The task — Gather all lines in the entries below that include the word "ylabel".

Figure dataset records
[start]

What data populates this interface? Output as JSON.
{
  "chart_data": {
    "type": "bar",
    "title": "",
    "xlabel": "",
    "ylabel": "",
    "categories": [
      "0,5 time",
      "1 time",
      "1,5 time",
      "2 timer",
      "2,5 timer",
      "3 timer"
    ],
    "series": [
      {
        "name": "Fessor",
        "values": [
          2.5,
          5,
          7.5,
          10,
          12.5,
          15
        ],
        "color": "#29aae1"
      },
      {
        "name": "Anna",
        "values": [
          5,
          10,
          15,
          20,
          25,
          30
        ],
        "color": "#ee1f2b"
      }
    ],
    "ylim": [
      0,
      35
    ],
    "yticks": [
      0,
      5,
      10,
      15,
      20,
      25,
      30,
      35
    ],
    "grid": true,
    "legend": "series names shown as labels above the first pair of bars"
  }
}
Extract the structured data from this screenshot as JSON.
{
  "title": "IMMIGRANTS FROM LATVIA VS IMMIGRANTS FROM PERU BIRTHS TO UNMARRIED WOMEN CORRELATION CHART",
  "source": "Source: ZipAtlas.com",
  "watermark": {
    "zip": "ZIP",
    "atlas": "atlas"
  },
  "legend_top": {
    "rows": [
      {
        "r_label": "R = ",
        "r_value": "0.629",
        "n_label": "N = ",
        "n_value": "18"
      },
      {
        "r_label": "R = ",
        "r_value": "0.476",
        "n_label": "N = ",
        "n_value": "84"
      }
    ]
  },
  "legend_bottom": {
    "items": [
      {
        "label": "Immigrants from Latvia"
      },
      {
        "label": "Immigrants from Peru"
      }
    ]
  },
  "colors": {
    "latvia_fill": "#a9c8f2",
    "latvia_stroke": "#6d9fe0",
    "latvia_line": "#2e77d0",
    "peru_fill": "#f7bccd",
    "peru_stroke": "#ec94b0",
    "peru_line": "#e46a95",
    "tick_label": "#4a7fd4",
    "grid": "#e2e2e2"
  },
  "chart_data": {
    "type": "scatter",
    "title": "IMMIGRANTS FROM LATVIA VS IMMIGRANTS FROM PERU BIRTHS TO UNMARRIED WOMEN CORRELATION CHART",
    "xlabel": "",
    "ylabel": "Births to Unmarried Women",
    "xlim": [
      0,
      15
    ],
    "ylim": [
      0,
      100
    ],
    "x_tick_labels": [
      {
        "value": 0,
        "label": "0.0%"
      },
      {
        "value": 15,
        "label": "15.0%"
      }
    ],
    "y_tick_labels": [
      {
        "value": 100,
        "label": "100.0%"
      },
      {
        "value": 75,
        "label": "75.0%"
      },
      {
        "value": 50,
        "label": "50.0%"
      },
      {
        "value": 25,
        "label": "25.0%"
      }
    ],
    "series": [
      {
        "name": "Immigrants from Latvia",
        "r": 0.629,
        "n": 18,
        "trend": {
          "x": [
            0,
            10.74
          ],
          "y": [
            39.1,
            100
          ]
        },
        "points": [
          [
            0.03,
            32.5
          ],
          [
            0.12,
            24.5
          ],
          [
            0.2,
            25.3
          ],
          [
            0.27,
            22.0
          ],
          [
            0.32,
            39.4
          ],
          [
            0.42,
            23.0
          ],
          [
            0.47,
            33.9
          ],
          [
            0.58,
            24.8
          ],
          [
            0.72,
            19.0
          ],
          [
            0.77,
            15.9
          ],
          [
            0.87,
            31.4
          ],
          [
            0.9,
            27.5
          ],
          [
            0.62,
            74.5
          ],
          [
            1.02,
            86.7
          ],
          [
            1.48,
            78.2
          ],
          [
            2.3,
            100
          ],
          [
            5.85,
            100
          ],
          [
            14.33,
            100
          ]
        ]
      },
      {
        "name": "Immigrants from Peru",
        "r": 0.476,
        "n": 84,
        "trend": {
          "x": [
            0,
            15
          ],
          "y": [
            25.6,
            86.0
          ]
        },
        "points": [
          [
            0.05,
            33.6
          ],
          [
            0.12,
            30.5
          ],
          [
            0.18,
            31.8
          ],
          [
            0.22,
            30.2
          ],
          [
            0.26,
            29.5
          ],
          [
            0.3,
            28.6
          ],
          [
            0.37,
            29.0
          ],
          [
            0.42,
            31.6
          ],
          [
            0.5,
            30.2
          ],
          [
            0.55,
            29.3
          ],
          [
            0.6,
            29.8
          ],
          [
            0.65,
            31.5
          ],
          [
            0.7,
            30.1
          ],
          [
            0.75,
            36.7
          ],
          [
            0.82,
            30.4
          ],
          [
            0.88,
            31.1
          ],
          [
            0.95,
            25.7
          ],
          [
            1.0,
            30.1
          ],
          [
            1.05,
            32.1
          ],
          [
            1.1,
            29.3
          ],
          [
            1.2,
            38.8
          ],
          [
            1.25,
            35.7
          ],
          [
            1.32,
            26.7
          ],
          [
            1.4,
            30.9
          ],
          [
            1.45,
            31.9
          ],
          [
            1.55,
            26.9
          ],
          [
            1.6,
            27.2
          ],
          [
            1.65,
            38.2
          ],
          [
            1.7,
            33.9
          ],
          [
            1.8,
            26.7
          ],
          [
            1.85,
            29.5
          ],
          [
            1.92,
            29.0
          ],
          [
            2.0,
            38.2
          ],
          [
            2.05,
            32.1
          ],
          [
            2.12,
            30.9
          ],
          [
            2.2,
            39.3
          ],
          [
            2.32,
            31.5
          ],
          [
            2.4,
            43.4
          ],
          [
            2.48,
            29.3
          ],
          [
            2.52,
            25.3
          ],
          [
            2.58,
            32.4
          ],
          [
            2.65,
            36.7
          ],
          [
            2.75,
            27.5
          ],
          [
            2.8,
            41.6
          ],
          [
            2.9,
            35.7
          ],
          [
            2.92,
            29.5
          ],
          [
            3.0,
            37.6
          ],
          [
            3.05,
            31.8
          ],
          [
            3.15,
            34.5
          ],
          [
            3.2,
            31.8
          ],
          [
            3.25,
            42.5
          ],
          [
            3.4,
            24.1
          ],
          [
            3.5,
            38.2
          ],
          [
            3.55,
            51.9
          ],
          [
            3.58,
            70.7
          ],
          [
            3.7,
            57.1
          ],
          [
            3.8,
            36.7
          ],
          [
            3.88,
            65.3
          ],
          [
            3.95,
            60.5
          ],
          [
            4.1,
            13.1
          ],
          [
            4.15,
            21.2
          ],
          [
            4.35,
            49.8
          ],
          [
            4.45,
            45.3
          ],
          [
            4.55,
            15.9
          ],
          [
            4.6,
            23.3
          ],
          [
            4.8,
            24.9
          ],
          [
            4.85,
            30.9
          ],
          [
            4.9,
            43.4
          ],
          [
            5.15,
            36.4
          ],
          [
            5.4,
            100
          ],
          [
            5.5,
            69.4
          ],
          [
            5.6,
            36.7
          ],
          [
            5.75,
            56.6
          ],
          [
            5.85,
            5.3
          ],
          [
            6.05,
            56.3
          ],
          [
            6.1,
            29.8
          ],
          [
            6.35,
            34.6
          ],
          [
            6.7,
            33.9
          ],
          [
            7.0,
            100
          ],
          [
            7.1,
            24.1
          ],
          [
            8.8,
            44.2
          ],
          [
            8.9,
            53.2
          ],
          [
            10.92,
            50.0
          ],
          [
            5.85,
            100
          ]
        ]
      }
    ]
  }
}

[end]

Solved problem —
    "ylabel": "",
    "ylabel": "Births to Unmarried Women",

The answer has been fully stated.